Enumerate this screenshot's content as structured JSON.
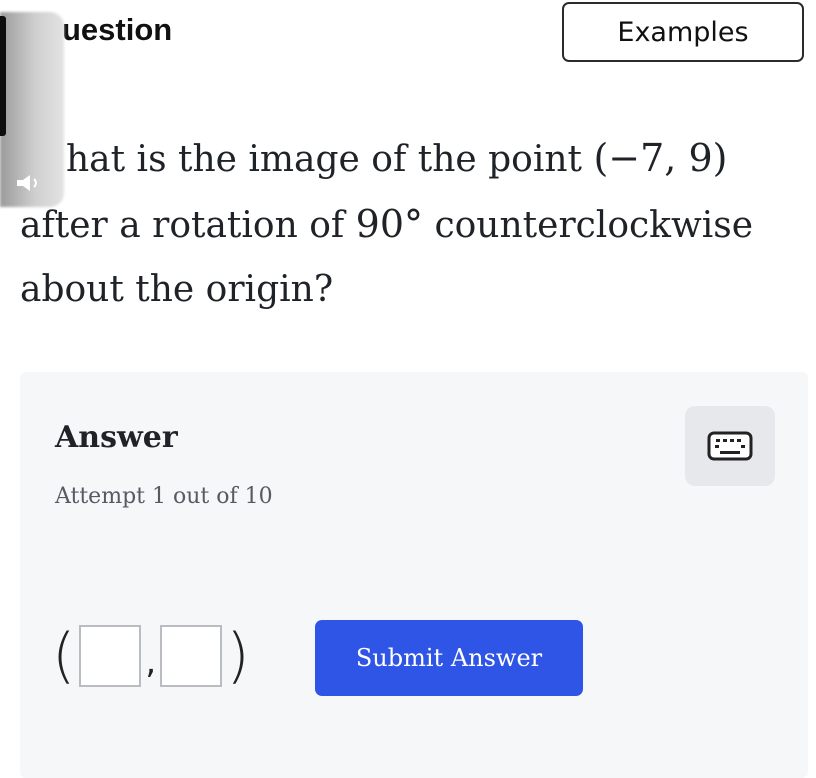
{
  "header": {
    "title": "uestion",
    "examples_label": "Examples"
  },
  "question": {
    "line1_start": "hat is the image of the point ",
    "point": "(−7, 9)",
    "line2_start": "after a rotation of ",
    "angle": "90°",
    "line2_end": " counterclockwise",
    "line3": "about the origin?"
  },
  "answer": {
    "heading": "Answer",
    "attempt": "Attempt 1 out of 10",
    "open_paren": "(",
    "comma": ",",
    "close_paren": ")",
    "submit_label": "Submit Answer"
  },
  "icons": {
    "speaker": "speaker-icon",
    "keyboard": "keyboard-icon"
  },
  "colors": {
    "submit_bg": "#2f55e6",
    "panel_bg": "#f6f7f9"
  }
}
·····
YOUR OBJECTIVE
Restate the full listing verbatim and drop every picture.

EXERCISE SOLUTION
Enumerate this screenshot's content as structured JSON.
{
  "header": {
    "title": "uestion",
    "examples_label": "Examples"
  },
  "question": {
    "line1_start": "hat is the image of the point ",
    "point": "(−7, 9)",
    "line2_start": "after a rotation of ",
    "angle": "90°",
    "line2_end": " counterclockwise",
    "line3": "about the origin?"
  },
  "answer": {
    "heading": "Answer",
    "attempt": "Attempt 1 out of 10",
    "open_paren": "(",
    "comma": ",",
    "close_paren": ")",
    "submit_label": "Submit Answer"
  },
  "icons": {
    "speaker": "speaker-icon",
    "keyboard": "keyboard-icon"
  },
  "colors": {
    "submit_bg": "#2f55e6",
    "panel_bg": "#f6f7f9"
  }
}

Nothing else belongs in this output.